--- START INFORMATION SHOWN ---

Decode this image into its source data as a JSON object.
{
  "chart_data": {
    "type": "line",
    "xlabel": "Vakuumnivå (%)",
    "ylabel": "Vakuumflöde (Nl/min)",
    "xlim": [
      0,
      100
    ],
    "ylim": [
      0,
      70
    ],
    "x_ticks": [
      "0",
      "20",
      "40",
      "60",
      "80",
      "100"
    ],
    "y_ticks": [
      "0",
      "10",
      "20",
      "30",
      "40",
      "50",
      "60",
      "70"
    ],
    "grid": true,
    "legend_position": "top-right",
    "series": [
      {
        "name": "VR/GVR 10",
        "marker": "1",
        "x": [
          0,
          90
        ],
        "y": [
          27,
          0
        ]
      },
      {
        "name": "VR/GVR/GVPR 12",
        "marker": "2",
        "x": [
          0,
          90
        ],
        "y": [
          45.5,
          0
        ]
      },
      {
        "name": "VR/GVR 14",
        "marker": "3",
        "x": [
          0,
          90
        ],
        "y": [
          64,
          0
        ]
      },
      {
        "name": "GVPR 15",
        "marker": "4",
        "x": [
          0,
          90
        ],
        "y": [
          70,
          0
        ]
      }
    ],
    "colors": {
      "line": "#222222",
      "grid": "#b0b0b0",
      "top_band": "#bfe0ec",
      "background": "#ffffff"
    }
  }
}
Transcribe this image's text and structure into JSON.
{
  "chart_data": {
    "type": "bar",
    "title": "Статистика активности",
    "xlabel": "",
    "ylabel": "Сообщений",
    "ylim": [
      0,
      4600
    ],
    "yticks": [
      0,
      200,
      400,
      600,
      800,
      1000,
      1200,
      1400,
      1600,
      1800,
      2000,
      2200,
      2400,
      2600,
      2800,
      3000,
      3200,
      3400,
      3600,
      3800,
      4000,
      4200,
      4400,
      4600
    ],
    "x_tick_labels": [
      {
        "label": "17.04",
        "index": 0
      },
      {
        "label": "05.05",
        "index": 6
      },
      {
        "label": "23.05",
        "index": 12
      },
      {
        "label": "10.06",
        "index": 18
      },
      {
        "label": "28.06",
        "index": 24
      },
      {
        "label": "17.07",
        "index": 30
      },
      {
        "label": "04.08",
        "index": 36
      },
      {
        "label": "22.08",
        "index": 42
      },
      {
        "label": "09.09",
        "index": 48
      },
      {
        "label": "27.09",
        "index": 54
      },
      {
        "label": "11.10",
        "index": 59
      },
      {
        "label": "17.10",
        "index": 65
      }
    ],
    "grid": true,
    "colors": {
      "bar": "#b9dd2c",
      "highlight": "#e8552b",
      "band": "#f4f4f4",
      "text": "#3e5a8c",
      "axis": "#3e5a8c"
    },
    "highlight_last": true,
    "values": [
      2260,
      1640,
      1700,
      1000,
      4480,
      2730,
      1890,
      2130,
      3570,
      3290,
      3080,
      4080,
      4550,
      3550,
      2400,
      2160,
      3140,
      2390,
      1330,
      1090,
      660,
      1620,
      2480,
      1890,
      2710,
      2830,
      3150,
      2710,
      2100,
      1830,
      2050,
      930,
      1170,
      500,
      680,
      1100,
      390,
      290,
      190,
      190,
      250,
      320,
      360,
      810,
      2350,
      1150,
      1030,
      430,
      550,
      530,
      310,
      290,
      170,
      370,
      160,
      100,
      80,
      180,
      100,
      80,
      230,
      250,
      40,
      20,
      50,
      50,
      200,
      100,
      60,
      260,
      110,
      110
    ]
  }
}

--- END INFORMATION SHOWN ---

→ DIRECTIVE
Go over the data above and copy every line that has the word "text" in it.

→ SOLUTION
Transcribe this image's text and structure into JSON.
      "text": "#3e5a8c",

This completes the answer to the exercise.